*取り組む課題*
下の行の最初から「68, 82, 83]」を含む行までを、両端の行も含めて一字も変えずに書き写すこと。
────────────────
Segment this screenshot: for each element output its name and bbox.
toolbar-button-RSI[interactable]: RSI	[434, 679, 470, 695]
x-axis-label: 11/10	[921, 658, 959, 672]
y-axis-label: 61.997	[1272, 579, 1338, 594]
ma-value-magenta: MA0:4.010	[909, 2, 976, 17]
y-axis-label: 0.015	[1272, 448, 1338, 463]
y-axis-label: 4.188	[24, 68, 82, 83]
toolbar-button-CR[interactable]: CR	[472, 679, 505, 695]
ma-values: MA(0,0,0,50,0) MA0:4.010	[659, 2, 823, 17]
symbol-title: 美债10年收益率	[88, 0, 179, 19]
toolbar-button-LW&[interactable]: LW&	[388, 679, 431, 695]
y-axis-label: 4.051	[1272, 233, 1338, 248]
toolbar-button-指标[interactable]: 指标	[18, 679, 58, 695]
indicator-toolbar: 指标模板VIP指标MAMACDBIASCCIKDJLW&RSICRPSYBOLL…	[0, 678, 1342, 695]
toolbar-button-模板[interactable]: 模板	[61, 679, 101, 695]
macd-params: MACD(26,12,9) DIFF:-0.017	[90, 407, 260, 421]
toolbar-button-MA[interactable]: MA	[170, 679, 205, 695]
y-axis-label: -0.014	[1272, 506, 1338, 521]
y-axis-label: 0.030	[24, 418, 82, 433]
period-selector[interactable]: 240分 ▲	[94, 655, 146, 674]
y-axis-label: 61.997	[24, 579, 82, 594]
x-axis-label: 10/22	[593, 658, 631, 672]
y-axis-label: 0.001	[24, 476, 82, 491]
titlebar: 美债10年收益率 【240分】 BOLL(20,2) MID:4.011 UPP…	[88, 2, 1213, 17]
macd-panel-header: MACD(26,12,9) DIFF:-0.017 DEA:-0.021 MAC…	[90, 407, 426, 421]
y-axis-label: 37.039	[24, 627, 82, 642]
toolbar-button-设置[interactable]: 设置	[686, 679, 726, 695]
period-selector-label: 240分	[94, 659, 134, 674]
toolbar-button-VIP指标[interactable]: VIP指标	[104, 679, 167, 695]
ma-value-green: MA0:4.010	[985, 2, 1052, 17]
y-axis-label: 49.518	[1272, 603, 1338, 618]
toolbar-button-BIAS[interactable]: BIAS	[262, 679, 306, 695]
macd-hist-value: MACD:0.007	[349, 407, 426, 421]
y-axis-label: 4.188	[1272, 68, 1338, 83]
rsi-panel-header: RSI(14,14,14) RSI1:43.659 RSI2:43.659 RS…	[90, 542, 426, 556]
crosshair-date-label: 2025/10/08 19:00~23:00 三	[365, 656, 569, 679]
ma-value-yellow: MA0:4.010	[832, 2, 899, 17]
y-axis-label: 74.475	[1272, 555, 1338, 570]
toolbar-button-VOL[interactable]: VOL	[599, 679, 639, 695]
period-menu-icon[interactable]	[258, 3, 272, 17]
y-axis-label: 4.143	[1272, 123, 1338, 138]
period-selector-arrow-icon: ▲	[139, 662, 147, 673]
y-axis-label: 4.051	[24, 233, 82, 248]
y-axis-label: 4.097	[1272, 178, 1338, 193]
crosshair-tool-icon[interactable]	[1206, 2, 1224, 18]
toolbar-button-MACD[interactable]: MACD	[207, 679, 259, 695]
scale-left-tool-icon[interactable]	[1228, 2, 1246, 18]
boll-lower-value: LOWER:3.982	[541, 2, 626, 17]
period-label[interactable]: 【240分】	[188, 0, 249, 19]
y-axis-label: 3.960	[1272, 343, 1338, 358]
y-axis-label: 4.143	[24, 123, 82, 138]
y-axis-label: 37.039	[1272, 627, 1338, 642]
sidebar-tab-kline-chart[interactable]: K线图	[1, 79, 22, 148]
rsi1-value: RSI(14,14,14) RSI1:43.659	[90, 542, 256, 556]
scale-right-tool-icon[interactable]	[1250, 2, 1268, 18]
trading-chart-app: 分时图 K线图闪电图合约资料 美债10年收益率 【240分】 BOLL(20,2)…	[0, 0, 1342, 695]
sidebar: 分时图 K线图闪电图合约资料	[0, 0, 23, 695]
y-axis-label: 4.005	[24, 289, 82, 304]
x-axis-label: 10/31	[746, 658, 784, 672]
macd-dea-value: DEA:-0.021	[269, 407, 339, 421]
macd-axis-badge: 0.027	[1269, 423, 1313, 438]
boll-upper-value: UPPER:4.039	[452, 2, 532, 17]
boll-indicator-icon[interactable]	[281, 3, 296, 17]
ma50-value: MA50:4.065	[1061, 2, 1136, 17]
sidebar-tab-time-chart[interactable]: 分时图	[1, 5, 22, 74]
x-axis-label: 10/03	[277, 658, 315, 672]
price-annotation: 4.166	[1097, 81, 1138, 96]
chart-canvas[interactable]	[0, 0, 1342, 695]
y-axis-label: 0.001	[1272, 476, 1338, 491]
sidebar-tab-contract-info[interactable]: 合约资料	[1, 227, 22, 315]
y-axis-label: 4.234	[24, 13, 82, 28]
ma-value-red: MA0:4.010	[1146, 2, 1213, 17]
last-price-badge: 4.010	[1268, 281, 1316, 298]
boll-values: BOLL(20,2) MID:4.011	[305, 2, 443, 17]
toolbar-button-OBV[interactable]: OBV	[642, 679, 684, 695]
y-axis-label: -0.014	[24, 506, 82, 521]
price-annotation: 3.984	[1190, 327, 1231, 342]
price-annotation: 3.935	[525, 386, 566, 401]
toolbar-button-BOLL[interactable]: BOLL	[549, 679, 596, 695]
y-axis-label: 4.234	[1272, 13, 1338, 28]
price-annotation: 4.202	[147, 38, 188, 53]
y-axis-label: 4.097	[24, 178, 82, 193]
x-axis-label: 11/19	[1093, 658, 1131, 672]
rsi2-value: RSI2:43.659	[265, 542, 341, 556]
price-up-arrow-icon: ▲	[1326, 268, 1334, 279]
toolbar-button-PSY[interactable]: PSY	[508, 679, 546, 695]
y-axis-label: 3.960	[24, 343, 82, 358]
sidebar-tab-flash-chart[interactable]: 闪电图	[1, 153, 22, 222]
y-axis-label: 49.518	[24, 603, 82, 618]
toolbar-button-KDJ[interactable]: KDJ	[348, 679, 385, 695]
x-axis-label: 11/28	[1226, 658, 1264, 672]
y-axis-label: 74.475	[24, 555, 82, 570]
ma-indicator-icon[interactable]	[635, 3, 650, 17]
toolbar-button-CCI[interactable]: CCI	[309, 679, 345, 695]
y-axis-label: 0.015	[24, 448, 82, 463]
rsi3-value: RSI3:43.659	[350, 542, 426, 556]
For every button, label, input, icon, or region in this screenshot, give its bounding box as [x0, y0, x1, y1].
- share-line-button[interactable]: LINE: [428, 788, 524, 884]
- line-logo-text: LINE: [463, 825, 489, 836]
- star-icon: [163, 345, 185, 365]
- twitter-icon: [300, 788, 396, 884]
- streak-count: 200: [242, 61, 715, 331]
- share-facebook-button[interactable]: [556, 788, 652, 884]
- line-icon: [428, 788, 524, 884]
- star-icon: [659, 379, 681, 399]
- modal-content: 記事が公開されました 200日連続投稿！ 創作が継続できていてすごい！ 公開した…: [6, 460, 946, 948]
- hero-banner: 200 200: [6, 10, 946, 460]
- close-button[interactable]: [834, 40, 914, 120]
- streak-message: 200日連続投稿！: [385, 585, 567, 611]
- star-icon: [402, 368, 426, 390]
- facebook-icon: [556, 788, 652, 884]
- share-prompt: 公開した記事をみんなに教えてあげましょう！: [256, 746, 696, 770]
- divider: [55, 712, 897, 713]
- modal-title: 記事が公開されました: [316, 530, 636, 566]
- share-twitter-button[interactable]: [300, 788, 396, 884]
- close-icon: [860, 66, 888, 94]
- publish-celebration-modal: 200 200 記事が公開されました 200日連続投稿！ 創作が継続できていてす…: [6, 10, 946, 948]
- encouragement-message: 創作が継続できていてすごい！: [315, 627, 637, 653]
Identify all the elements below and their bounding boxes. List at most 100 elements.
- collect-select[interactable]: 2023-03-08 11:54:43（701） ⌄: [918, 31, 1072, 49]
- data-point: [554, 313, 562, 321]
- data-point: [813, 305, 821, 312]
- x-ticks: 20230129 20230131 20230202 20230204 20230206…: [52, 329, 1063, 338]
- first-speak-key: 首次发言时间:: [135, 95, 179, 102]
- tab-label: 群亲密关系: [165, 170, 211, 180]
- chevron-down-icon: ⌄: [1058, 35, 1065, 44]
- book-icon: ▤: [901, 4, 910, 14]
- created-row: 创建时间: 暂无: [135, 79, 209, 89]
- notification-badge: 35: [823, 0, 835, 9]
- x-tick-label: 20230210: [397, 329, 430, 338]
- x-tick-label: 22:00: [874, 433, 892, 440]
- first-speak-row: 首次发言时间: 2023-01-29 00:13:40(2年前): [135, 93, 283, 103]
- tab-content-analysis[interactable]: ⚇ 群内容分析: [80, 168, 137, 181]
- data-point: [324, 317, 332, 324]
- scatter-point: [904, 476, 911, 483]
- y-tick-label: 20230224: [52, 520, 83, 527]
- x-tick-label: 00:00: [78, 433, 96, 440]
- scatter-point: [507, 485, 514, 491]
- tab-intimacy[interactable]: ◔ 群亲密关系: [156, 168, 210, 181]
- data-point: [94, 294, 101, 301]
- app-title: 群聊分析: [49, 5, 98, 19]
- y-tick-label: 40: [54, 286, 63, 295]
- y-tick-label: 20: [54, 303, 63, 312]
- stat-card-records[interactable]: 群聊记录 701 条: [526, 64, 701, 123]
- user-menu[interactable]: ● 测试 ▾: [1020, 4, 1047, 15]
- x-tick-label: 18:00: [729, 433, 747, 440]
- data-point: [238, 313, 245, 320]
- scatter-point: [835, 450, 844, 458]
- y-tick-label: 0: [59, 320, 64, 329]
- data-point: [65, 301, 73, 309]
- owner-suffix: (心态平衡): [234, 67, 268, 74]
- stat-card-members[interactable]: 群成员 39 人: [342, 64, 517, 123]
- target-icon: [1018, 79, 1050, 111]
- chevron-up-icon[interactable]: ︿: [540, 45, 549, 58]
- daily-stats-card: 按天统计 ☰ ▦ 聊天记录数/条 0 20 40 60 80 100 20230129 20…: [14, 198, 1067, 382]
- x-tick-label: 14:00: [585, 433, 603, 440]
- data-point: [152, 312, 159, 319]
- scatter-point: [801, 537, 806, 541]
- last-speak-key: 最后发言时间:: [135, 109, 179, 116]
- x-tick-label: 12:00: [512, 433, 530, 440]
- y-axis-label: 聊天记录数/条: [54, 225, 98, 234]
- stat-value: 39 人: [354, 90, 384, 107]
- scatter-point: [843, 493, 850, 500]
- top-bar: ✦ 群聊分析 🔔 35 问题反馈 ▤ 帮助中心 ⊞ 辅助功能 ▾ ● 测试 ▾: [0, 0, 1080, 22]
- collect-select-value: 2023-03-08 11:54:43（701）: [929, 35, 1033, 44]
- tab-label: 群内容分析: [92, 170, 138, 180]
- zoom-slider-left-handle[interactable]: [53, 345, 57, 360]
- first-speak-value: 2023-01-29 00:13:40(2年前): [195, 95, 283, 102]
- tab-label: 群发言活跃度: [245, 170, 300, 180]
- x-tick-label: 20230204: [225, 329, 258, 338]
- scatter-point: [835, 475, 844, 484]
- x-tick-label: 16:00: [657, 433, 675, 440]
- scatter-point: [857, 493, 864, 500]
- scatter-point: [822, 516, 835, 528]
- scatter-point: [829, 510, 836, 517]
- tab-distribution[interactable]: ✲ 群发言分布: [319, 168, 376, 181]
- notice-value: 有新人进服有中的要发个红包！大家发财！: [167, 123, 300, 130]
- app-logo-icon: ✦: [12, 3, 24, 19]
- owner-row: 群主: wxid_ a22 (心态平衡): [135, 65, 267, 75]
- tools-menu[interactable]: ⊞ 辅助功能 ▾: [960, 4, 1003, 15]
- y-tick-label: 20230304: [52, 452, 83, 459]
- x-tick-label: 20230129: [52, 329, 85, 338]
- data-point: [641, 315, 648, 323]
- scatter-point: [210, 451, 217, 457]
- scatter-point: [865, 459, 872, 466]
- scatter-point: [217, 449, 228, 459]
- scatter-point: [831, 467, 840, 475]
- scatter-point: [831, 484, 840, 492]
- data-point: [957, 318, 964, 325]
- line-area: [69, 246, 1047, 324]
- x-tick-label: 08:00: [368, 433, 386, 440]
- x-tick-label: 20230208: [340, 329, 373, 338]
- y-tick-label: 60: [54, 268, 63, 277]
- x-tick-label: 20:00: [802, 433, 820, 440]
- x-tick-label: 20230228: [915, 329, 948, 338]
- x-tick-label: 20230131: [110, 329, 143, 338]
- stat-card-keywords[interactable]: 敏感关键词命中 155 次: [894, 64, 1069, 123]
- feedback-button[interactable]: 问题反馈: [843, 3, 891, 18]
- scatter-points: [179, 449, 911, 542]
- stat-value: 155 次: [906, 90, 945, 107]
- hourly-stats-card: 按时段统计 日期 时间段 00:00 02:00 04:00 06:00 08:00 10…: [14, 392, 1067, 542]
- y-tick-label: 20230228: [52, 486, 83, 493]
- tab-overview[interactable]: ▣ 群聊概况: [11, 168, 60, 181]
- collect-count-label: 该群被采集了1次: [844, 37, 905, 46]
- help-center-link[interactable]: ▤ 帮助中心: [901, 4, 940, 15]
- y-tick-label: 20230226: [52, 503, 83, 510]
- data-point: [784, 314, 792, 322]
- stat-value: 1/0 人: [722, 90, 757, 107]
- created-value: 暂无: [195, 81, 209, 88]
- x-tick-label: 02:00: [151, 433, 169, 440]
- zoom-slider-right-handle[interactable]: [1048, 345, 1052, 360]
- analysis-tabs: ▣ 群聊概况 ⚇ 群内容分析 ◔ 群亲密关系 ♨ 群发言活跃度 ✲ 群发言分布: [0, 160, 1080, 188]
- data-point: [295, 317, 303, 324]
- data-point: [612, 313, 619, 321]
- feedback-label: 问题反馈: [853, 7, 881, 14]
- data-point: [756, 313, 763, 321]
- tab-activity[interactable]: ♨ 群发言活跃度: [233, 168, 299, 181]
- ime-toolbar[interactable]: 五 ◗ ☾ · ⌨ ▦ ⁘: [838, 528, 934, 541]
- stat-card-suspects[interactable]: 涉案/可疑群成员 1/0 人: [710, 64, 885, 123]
────────────────
*課題の解答*
Segment this screenshot: for each element output its name and bbox.
toolbar-button-RSI[interactable]: RSI	[434, 679, 470, 695]
x-axis-label: 11/10	[921, 658, 959, 672]
y-axis-label: 61.997	[1272, 579, 1338, 594]
ma-value-magenta: MA0:4.010	[909, 2, 976, 17]
y-axis-label: 0.015	[1272, 448, 1338, 463]
y-axis-label: 4.188	[24, 68, 82, 83]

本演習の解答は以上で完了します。